# Start of EXTRACTED INFORMATION

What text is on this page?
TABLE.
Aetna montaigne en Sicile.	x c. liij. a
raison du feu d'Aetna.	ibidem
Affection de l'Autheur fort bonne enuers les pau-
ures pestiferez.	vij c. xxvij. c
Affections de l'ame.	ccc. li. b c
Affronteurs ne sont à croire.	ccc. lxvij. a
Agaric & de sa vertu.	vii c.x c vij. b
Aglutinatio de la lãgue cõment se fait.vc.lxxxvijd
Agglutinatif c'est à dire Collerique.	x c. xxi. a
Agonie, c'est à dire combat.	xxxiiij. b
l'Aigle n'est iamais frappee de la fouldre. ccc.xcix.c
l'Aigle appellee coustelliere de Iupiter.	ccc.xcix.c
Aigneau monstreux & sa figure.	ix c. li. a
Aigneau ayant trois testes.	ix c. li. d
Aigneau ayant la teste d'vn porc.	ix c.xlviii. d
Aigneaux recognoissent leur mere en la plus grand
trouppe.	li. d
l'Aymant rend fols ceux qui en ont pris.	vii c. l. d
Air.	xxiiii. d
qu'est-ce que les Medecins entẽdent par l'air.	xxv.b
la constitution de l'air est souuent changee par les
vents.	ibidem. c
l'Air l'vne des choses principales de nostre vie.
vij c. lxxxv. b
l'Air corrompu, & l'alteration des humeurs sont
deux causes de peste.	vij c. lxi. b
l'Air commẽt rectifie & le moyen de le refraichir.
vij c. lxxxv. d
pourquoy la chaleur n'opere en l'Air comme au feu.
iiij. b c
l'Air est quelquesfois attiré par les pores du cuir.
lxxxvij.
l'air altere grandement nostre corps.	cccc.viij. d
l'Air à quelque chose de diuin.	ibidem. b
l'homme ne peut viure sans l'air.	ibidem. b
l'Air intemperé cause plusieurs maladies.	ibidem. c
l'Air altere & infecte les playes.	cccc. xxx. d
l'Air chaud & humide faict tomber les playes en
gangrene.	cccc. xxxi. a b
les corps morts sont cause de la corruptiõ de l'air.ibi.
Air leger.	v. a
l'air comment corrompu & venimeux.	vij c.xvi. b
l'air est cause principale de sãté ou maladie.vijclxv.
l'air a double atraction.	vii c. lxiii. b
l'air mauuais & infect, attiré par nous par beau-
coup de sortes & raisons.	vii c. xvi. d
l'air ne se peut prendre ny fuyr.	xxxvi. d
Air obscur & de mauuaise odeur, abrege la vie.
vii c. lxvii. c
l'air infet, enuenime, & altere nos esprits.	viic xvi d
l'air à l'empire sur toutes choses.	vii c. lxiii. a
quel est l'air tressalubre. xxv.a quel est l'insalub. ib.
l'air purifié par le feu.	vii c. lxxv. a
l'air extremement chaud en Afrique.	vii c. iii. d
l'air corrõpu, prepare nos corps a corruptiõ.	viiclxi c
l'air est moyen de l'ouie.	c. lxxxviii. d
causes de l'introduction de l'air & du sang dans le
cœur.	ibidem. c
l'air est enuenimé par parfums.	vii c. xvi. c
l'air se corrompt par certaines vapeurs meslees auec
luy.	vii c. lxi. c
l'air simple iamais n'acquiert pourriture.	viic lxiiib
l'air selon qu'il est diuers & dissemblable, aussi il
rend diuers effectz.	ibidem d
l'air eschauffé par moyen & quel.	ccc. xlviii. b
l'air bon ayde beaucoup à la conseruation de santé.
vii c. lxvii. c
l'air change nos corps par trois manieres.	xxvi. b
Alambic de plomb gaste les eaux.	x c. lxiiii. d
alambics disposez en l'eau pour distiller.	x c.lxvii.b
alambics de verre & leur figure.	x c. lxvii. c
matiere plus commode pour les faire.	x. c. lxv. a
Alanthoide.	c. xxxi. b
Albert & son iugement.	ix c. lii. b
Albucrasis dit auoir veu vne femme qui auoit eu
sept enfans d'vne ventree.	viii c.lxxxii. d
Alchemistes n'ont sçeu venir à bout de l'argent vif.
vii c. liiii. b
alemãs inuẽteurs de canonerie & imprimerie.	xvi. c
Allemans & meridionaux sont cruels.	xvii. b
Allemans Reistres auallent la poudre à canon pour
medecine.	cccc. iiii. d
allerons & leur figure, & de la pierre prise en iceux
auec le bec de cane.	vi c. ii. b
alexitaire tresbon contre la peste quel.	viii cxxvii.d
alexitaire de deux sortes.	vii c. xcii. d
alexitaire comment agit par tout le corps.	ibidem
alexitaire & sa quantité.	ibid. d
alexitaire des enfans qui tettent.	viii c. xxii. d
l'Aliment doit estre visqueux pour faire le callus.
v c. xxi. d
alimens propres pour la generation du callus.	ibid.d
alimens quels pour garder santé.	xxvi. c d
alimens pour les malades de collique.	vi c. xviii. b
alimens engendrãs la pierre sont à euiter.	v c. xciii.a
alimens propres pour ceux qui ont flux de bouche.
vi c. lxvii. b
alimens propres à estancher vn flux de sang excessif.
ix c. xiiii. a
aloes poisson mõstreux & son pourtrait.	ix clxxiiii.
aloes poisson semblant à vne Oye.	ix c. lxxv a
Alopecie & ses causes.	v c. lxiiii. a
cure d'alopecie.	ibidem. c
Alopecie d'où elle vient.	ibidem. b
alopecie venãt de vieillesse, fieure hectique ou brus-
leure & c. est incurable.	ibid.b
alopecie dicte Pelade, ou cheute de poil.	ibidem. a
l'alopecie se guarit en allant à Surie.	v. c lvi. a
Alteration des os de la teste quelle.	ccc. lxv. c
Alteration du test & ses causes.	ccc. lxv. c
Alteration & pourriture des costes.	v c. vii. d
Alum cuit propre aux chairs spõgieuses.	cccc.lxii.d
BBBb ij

# End of EXTRACTED INFORMATION

> **CHALLENGE**: Print back all the lines verbatim.

> **CORRECT OUTPUT**:
What text is on this page?
TABLE.
Aetna montaigne en Sicile.	x c. liij. a
raison du feu d'Aetna.	ibidem
Affection de l'Autheur fort bonne enuers les pau-
ures pestiferez.	vij c. xxvij. c
Affections de l'ame.	ccc. li. b c
Affronteurs ne sont à croire.	ccc. lxvij. a
Agaric & de sa vertu.	vii c.x c vij. b
Aglutinatio de la lãgue cõment se fait.vc.lxxxvijd
Agglutinatif c'est à dire Collerique.	x c. xxi. a
Agonie, c'est à dire combat.	xxxiiij. b
l'Aigle n'est iamais frappee de la fouldre. ccc.xcix.c
l'Aigle appellee coustelliere de Iupiter.	ccc.xcix.c
Aigneau monstreux & sa figure.	ix c. li. a
Aigneau ayant trois testes.	ix c. li. d
Aigneau ayant la teste d'vn porc.	ix c.xlviii. d
Aigneaux recognoissent leur mere en la plus grand
trouppe.	li. d
l'Aymant rend fols ceux qui en ont pris.	vii c. l. d
Air.	xxiiii. d
qu'est-ce que les Medecins entẽdent par l'air.	xxv.b
la constitution de l'air est souuent changee par les
vents.	ibidem. c
l'Air l'vne des choses principales de nostre vie.
vij c. lxxxv. b
l'Air corrompu, & l'alteration des humeurs sont
deux causes de peste.	vij c. lxi. b
l'Air commẽt rectifie & le moyen de le refraichir.
vij c. lxxxv. d
pourquoy la chaleur n'opere en l'Air comme au feu.
iiij. b c
l'Air est quelquesfois attiré par les pores du cuir.
lxxxvij.
l'air altere grandement nostre corps.	cccc.viij. d
l'Air à quelque chose de diuin.	ibidem. b
l'homme ne peut viure sans l'air.	ibidem. b
l'Air intemperé cause plusieurs maladies.	ibidem. c
l'Air altere & infecte les playes.	cccc. xxx. d
l'Air chaud & humide faict tomber les playes en
gangrene.	cccc. xxxi. a b
les corps morts sont cause de la corruptiõ de l'air.ibi.
Air leger.	v. a
l'air comment corrompu & venimeux.	vij c.xvi. b
l'air est cause principale de sãté ou maladie.vijclxv.
l'air a double atraction.	vii c. lxiii. b
l'air mauuais & infect, attiré par nous par beau-
coup de sortes & raisons.	vii c. xvi. d
l'air ne se peut prendre ny fuyr.	xxxvi. d
Air obscur & de mauuaise odeur, abrege la vie.
vii c. lxvii. c
l'air infet, enuenime, & altere nos esprits.	viic xvi d
l'air à l'empire sur toutes choses.	vii c. lxiii. a
quel est l'air tressalubre. xxv.a quel est l'insalub. ib.
l'air purifié par le feu.	vii c. lxxv. a
l'air extremement chaud en Afrique.	vii c. iii. d
l'air corrõpu, prepare nos corps a corruptiõ.	viiclxi c
l'air est moyen de l'ouie.	c. lxxxviii. d
causes de l'introduction de l'air & du sang dans le
cœur.	ibidem. c
l'air est enuenimé par parfums.	vii c. xvi. c
l'air se corrompt par certaines vapeurs meslees auec
luy.	vii c. lxi. c
l'air simple iamais n'acquiert pourriture.	viic lxiiib
l'air selon qu'il est diuers & dissemblable, aussi il
rend diuers effectz.	ibidem d
l'air eschauffé par moyen & quel.	ccc. xlviii. b
l'air bon ayde beaucoup à la conseruation de santé.
vii c. lxvii. c
l'air change nos corps par trois manieres.	xxvi. b
Alambic de plomb gaste les eaux.	x c. lxiiii. d
alambics disposez en l'eau pour distiller.	x c.lxvii.b
alambics de verre & leur figure.	x c. lxvii. c
matiere plus commode pour les faire.	x. c. lxv. a
Alanthoide.	c. xxxi. b
Albert & son iugement.	ix c. lii. b
Albucrasis dit auoir veu vne femme qui auoit eu
sept enfans d'vne ventree.	viii c.lxxxii. d
Alchemistes n'ont sçeu venir à bout de l'argent vif.
vii c. liiii. b
alemãs inuẽteurs de canonerie & imprimerie.	xvi. c
Allemans & meridionaux sont cruels.	xvii. b
Allemans Reistres auallent la poudre à canon pour
medecine.	cccc. iiii. d
allerons & leur figure, & de la pierre prise en iceux
auec le bec de cane.	vi c. ii. b
alexitaire tresbon contre la peste quel.	viii cxxvii.d
alexitaire de deux sortes.	vii c. xcii. d
alexitaire comment agit par tout le corps.	ibidem
alexitaire & sa quantité.	ibid. d
alexitaire des enfans qui tettent.	viii c. xxii. d
l'Aliment doit estre visqueux pour faire le callus.
v c. xxi. d
alimens propres pour la generation du callus.	ibid.d
alimens quels pour garder santé.	xxvi. c d
alimens pour les malades de collique.	vi c. xviii. b
alimens engendrãs la pierre sont à euiter.	v c. xciii.a
alimens propres pour ceux qui ont flux de bouche.
vi c. lxvii. b
alimens propres à estancher vn flux de sang excessif.
ix c. xiiii. a
aloes poisson mõstreux & son pourtrait.	ix clxxiiii.
aloes poisson semblant à vne Oye.	ix c. lxxv a
Alopecie & ses causes.	v c. lxiiii. a
cure d'alopecie.	ibidem. c
Alopecie d'où elle vient.	ibidem. b
alopecie venãt de vieillesse, fieure hectique ou brus-
leure & c. est incurable.	ibid.b
alopecie dicte Pelade, ou cheute de poil.	ibidem. a
l'alopecie se guarit en allant à Surie.	v. c lvi. a
Alteration des os de la teste quelle.	ccc. lxv. c
Alteration du test & ses causes.	ccc. lxv. c
Alteration & pourriture des costes.	v c. vii. d
Alum cuit propre aux chairs spõgieuses.	cccc.lxii.d
BBBb ij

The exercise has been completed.